**Task to carry out**
Repeat every line below exactly as it reads.
+--
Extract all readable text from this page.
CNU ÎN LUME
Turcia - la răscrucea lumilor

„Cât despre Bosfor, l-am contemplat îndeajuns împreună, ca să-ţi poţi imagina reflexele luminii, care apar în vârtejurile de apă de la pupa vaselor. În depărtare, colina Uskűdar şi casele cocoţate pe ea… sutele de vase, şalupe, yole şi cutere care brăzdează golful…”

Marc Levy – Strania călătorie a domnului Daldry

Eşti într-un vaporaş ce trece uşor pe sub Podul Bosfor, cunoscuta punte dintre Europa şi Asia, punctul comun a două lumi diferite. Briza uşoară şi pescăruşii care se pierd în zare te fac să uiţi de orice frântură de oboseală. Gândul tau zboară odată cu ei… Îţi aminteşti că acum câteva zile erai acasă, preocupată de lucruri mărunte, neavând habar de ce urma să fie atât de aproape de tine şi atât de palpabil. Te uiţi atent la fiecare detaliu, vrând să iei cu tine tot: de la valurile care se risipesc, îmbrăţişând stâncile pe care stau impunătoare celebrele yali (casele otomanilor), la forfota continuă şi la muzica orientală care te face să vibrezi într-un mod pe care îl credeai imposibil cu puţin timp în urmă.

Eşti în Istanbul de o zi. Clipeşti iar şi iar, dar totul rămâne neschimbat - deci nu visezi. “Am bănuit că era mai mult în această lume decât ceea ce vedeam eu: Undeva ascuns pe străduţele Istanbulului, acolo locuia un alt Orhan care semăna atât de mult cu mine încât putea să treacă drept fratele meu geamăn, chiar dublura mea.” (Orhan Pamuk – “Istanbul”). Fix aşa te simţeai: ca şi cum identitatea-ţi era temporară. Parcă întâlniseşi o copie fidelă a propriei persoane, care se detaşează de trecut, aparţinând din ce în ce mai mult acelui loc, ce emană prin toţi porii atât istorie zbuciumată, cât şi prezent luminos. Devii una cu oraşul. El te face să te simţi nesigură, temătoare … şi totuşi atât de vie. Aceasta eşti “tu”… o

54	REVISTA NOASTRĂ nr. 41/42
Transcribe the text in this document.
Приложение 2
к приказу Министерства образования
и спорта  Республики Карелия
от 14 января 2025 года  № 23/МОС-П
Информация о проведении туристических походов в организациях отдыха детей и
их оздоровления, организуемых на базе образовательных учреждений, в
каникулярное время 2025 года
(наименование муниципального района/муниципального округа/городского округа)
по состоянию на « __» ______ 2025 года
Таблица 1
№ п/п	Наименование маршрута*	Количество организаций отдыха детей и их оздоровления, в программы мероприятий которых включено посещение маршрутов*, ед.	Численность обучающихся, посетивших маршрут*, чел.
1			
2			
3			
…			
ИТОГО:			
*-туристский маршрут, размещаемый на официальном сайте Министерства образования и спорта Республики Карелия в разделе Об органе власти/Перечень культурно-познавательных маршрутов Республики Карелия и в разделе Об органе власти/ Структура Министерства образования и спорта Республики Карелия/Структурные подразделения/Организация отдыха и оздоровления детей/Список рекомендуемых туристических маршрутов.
+--
**Solution to this problem**
Extract all readable text from this page.
CNU ÎN LUME
Turcia - la răscrucea lumilor

„Cât despre Bosfor, l-am contemplat îndeajuns împreună, ca să-ţi poţi imagina reflexele luminii, care apar în vârtejurile de apă de la pupa vaselor. În depărtare, colina Uskűdar şi casele cocoţate pe ea… sutele de vase, şalupe, yole şi cutere care brăzdează golful…”

Marc Levy – Strania călătorie a domnului Daldry

Eşti într-un vaporaş ce trece uşor pe sub Podul Bosfor, cunoscuta punte dintre Europa şi Asia, punctul comun a două lumi diferite. Briza uşoară şi pescăruşii care se pierd în zare te fac să uiţi de orice frântură de oboseală. Gândul tau zboară odată cu ei… Îţi aminteşti că acum câteva zile erai acasă, preocupată de lucruri mărunte, neavând habar de ce urma să fie atât de aproape de tine şi atât de palpabil. Te uiţi atent la fiecare detaliu, vrând să iei cu tine tot: de la valurile care se risipesc, îmbrăţişând stâncile pe care stau impunătoare celebrele yali (casele otomanilor), la forfota continuă şi la muzica orientală care te face să vibrezi într-un mod pe care îl credeai imposibil cu puţin timp în urmă.

Eşti în Istanbul de o zi. Clipeşti iar şi iar, dar totul rămâne neschimbat - deci nu visezi. “Am bănuit că era mai mult în această lume decât ceea ce vedeam eu: Undeva ascuns pe străduţele Istanbulului, acolo locuia un alt Orhan care semăna atât de mult cu mine încât putea să treacă drept fratele meu geamăn, chiar dublura mea.” (Orhan Pamuk – “Istanbul”). Fix aşa te simţeai: ca şi cum identitatea-ţi era temporară. Parcă întâlniseşi o copie fidelă a propriei persoane, care se detaşează de trecut, aparţinând din ce în ce mai mult acelui loc, ce emană prin toţi porii atât istorie zbuciumată, cât şi prezent luminos. Devii una cu oraşul. El te face să te simţi nesigură, temătoare … şi totuşi atât de vie. Aceasta eşti “tu”… o

54	REVISTA NOASTRĂ nr. 41/42
Transcribe the text in this document.
Приложение 2
к приказу Министерства образования
и спорта  Республики Карелия
от 14 января 2025 года  № 23/МОС-П
Информация о проведении туристических походов в организациях отдыха детей и
их оздоровления, организуемых на базе образовательных учреждений, в
каникулярное время 2025 года
(наименование муниципального района/муниципального округа/городского округа)
по состоянию на « __» ______ 2025 года
Таблица 1
№ п/п	Наименование маршрута*	Количество организаций отдыха детей и их оздоровления, в программы мероприятий которых включено посещение маршрутов*, ед.	Численность обучающихся, посетивших маршрут*, чел.
1			
2			
3			
…			
ИТОГО:			
*-туристский маршрут, размещаемый на официальном сайте Министерства образования и спорта Республики Карелия в разделе Об органе власти/Перечень культурно-познавательных маршрутов Республики Карелия и в разделе Об органе власти/ Структура Министерства образования и спорта Республики Карелия/Структурные подразделения/Организация отдыха и оздоровления детей/Список рекомендуемых туристических маршрутов.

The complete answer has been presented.